- [INSTRUCTION]
Show every line where "text" occurs.

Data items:
------------------------------------------------------------------------

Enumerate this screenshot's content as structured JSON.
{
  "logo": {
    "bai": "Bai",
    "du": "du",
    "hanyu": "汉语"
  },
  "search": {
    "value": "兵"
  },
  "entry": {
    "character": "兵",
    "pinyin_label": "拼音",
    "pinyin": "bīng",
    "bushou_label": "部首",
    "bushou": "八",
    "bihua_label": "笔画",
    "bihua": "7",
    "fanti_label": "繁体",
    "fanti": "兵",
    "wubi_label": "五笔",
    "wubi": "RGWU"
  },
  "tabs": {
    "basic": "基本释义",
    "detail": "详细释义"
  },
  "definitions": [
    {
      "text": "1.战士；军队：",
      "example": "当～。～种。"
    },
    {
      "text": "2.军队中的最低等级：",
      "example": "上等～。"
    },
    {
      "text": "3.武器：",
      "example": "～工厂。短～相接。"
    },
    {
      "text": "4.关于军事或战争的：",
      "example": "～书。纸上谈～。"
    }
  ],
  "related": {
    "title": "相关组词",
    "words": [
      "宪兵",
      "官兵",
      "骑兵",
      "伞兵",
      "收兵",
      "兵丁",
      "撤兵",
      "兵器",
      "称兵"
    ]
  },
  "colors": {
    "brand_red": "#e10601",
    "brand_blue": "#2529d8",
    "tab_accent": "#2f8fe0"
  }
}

------------------------------------------------------------------------

- [ANSWER IN FULL]
      "text": "1.战士；军队：",
      "text": "2.军队中的最低等级：",
      "text": "3.武器：",
      "text": "4.关于军事或战争的：",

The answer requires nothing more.